— start —

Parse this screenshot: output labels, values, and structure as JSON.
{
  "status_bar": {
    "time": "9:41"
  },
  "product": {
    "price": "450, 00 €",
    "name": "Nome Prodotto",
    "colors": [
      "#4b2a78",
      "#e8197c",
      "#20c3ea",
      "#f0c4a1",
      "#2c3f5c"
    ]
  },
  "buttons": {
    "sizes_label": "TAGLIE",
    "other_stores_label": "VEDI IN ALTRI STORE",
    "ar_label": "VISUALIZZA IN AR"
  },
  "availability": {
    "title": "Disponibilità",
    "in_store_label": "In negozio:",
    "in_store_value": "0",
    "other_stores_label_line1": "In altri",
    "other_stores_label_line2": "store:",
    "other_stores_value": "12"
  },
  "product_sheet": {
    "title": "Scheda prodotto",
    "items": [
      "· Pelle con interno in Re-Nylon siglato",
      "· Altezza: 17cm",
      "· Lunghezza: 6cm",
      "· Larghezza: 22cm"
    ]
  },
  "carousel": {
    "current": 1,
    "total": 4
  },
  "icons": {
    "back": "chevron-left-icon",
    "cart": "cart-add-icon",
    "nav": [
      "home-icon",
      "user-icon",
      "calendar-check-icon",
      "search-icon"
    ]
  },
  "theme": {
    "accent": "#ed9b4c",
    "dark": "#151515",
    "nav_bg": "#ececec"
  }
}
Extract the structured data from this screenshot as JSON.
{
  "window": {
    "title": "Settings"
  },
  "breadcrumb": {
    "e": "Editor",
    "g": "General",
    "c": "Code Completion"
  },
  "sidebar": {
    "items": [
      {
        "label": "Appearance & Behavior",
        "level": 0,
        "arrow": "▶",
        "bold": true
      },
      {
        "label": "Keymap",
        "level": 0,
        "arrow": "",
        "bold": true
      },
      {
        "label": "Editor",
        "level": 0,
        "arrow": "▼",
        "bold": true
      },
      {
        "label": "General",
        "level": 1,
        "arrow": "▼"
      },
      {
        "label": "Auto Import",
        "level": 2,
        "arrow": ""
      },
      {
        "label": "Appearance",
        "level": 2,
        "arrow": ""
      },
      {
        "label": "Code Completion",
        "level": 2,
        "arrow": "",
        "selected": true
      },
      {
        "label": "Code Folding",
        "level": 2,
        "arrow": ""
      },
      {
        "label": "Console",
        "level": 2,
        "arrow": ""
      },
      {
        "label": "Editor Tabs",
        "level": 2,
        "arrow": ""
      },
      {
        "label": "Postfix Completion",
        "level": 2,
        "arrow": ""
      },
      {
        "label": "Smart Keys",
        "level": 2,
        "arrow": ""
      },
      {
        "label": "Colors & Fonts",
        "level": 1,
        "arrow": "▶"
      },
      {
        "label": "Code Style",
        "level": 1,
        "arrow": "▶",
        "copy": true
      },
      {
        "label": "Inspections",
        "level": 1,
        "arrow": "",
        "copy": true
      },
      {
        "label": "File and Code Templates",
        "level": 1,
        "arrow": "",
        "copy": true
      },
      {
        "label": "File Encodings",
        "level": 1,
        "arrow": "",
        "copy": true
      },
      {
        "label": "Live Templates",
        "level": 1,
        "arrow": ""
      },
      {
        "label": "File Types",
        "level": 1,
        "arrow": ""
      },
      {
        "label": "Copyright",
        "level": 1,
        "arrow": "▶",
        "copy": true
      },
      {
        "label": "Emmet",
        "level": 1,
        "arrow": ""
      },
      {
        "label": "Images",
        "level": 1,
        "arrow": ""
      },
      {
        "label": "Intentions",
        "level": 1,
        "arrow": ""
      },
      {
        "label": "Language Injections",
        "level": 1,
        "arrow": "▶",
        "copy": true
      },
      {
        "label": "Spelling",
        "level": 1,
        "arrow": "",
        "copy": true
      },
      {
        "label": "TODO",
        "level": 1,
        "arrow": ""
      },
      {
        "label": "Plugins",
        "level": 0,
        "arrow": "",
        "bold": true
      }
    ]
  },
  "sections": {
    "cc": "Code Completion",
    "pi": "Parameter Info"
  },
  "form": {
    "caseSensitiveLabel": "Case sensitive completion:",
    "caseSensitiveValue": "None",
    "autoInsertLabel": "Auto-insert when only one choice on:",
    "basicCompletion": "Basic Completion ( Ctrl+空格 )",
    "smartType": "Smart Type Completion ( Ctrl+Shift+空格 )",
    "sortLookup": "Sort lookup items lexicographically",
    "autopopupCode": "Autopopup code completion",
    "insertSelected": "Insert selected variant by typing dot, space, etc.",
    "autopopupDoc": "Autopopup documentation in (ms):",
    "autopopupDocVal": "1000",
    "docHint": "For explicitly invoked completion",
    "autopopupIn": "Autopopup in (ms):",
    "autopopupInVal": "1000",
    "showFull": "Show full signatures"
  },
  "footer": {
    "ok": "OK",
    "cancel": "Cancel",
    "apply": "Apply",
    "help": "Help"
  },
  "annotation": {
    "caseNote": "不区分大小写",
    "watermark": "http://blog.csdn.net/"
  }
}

— end —

→ Short exercise:
Identify each line in the records above containing the word "title"; copy those lines.

→ Full solution:
    "title": "Disponibilità",
    "title": "Scheda prodotto",
    "title": "Settings"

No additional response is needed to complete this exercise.